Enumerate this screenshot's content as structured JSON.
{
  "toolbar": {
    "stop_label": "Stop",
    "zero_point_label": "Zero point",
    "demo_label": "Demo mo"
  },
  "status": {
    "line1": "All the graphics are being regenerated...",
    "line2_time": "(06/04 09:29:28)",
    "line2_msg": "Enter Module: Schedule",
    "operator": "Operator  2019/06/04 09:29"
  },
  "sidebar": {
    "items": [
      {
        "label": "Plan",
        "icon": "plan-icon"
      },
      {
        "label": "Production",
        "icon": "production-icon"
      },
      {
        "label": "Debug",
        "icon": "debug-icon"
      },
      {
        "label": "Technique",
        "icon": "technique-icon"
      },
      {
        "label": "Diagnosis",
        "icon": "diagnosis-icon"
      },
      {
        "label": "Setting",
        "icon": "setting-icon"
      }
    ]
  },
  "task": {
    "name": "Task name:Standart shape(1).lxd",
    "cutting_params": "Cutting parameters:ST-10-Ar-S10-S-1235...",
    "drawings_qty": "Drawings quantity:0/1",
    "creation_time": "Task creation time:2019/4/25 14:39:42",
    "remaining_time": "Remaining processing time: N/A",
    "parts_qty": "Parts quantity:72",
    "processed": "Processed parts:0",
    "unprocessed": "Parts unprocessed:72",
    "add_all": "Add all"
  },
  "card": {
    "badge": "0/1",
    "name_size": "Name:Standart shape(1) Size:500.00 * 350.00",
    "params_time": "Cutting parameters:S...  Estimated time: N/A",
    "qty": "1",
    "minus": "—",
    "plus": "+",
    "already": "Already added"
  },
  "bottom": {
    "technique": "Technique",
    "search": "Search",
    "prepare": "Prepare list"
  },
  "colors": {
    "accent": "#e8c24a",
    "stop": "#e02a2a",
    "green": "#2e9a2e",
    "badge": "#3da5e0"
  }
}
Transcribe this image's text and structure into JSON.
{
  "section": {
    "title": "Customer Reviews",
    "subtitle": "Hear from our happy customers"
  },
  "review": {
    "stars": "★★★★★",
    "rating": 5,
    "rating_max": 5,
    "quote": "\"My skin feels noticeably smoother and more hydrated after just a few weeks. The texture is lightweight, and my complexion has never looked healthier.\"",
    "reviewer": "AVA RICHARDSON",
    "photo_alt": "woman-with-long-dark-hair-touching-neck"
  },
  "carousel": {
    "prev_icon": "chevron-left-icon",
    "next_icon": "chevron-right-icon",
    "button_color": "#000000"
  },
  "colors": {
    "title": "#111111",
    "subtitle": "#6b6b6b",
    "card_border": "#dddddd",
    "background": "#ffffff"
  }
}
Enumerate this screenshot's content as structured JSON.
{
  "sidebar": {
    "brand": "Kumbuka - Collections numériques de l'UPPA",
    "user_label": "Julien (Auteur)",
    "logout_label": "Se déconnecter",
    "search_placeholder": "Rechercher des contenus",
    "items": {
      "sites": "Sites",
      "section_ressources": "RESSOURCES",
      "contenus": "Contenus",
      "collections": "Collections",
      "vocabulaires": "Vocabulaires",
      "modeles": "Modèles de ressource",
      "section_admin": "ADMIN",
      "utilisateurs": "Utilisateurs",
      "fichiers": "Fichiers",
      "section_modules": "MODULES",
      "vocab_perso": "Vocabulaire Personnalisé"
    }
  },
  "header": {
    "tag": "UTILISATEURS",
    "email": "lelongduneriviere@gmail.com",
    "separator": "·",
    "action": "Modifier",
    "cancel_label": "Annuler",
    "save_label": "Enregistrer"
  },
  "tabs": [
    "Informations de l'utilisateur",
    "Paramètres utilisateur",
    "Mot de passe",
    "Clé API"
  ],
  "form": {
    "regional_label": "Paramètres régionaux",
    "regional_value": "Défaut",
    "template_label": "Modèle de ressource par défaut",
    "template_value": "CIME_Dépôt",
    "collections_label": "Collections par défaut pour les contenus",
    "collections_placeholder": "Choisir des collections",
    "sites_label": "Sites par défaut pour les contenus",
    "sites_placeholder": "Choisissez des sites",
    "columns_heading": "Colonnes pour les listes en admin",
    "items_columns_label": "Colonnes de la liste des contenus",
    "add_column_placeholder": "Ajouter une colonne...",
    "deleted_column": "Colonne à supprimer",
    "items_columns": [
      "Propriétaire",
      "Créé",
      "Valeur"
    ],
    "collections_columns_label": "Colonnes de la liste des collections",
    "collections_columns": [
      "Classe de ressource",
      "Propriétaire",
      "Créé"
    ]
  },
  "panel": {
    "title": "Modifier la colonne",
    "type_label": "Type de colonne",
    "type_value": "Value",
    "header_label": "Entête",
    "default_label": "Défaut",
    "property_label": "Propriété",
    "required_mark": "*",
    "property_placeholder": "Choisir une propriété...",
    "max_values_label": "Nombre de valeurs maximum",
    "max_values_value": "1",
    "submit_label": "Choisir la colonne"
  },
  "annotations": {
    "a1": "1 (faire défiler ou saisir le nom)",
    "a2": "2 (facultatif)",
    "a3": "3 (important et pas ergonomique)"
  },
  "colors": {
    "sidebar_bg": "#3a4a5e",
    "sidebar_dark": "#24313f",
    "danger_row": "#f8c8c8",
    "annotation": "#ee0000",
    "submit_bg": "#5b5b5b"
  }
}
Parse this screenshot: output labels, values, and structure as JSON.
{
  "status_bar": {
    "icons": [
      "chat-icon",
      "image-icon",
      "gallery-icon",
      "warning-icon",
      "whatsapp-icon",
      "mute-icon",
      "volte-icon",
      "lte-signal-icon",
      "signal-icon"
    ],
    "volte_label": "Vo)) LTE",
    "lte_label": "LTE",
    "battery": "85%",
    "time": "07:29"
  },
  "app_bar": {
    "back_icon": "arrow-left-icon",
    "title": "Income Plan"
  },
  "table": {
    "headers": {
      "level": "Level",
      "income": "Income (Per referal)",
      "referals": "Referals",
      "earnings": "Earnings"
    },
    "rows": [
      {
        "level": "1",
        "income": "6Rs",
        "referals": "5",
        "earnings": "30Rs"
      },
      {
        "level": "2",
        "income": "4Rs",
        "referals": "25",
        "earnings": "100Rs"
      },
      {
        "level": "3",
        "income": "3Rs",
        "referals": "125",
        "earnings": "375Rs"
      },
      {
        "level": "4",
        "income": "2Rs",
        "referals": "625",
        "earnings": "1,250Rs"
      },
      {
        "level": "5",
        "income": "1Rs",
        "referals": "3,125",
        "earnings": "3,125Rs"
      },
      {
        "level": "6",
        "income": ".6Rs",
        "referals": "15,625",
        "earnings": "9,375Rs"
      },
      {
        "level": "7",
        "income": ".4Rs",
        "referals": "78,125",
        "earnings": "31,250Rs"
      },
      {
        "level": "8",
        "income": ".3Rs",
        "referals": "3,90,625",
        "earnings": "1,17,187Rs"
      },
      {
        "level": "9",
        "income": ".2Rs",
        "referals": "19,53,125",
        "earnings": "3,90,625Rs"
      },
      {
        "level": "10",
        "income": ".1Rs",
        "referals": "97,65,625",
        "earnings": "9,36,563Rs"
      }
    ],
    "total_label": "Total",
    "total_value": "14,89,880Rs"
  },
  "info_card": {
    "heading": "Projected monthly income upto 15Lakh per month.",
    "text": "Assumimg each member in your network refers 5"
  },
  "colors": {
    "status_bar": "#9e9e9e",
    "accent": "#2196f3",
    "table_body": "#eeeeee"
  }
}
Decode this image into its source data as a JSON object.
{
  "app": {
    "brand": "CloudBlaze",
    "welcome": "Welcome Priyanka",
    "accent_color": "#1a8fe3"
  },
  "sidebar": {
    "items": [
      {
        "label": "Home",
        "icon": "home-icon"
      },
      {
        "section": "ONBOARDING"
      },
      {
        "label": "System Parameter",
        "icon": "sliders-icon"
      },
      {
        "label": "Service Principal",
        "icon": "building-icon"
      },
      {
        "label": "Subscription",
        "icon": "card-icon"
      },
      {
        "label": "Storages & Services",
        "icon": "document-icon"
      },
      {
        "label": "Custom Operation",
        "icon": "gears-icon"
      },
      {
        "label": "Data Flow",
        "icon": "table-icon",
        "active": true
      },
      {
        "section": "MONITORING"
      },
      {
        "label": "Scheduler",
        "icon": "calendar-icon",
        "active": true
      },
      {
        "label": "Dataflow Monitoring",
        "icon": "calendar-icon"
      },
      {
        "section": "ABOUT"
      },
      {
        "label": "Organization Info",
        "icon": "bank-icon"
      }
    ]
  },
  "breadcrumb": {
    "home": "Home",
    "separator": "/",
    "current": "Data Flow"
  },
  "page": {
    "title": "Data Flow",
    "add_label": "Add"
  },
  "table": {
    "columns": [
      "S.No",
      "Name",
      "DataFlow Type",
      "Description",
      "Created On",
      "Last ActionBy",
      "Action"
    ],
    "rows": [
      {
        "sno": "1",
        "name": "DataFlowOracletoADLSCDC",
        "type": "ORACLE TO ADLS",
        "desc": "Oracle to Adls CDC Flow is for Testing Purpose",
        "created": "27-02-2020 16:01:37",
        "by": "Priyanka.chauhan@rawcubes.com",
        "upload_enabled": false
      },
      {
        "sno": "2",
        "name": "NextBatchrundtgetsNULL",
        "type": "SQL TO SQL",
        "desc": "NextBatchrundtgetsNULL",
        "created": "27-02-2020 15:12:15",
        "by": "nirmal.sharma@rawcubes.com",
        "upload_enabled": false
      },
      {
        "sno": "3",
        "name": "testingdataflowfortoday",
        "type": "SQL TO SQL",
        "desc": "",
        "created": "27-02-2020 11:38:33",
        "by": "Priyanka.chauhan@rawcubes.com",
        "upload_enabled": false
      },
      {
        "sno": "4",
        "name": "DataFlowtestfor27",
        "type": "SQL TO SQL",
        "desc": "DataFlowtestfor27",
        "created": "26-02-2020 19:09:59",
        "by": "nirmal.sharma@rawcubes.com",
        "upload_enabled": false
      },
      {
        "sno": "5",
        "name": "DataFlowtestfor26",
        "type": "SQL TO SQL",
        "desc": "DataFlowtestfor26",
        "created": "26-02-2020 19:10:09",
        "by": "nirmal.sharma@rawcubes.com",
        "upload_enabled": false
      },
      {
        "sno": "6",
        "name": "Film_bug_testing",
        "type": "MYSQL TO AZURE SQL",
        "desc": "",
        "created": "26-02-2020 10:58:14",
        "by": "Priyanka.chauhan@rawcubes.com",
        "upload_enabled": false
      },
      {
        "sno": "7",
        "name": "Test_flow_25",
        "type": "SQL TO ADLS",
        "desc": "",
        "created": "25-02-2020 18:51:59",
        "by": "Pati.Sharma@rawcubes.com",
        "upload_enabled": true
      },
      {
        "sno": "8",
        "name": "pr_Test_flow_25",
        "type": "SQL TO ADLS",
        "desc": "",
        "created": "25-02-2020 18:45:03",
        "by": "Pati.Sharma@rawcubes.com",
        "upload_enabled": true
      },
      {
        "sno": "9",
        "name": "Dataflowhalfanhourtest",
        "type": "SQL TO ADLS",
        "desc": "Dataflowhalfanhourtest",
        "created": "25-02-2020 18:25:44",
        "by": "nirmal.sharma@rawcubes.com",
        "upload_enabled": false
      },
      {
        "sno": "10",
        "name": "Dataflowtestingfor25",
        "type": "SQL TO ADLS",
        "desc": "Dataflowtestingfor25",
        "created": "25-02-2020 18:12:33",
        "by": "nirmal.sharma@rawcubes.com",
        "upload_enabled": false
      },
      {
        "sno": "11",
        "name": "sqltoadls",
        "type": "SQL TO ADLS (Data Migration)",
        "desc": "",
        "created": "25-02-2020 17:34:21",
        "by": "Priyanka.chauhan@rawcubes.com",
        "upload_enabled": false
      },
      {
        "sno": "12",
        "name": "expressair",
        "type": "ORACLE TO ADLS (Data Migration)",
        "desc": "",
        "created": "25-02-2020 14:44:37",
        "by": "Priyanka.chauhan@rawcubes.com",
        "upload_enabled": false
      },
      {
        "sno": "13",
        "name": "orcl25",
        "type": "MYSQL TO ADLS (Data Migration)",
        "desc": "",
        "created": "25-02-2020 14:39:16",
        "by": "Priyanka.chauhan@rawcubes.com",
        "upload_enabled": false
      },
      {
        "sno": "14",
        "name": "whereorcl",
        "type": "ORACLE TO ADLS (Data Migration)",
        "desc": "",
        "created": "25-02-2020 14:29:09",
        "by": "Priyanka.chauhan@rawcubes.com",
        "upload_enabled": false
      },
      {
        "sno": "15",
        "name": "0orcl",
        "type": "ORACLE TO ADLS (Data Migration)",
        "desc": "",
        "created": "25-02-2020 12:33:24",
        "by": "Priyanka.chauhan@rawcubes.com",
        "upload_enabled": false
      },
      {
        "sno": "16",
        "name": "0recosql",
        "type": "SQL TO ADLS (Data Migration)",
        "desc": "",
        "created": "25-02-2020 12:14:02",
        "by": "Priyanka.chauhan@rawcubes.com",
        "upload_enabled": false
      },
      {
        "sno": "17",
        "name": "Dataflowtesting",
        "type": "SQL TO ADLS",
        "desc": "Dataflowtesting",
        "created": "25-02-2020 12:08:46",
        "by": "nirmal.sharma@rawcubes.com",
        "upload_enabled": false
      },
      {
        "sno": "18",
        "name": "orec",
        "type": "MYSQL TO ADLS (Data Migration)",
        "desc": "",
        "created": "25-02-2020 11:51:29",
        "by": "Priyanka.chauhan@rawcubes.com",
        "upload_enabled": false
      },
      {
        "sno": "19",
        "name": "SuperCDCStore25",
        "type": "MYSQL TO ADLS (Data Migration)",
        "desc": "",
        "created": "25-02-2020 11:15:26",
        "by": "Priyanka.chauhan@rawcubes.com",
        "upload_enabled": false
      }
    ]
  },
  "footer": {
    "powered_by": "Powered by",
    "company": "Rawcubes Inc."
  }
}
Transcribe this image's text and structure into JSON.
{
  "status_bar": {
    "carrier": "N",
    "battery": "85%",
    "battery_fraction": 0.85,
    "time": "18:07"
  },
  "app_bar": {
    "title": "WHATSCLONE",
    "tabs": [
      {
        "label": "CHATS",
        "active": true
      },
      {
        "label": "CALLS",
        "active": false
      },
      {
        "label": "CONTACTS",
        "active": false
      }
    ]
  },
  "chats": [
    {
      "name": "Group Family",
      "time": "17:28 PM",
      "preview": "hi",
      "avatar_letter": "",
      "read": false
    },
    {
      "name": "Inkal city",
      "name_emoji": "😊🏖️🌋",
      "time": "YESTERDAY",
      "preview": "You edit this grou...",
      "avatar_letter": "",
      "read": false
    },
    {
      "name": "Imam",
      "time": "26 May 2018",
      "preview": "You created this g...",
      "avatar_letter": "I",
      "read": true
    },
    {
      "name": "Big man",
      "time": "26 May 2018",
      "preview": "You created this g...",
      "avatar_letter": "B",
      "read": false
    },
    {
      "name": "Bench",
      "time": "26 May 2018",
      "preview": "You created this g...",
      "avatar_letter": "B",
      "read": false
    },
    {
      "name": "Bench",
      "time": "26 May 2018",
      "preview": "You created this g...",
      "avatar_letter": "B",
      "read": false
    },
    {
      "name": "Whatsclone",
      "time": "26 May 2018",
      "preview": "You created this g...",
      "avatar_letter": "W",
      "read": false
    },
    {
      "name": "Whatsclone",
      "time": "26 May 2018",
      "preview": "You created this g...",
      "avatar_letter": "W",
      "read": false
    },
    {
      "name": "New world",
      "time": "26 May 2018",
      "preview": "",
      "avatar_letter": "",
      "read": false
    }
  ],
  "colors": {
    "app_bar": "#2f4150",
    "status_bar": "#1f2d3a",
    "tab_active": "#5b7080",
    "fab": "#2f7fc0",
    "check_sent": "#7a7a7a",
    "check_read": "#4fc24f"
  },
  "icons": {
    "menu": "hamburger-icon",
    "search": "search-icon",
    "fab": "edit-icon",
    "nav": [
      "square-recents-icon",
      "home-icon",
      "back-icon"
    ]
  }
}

____

◆ **What the exercise asks**
Copy each line of the listing that contains the string "image".

◆ **Output of the task**
Transcribe this image's text and structure into JSON.
      "image-icon",
Decode this image into its source data as a JSON object.
Transcribe this image's text and structure into JSON.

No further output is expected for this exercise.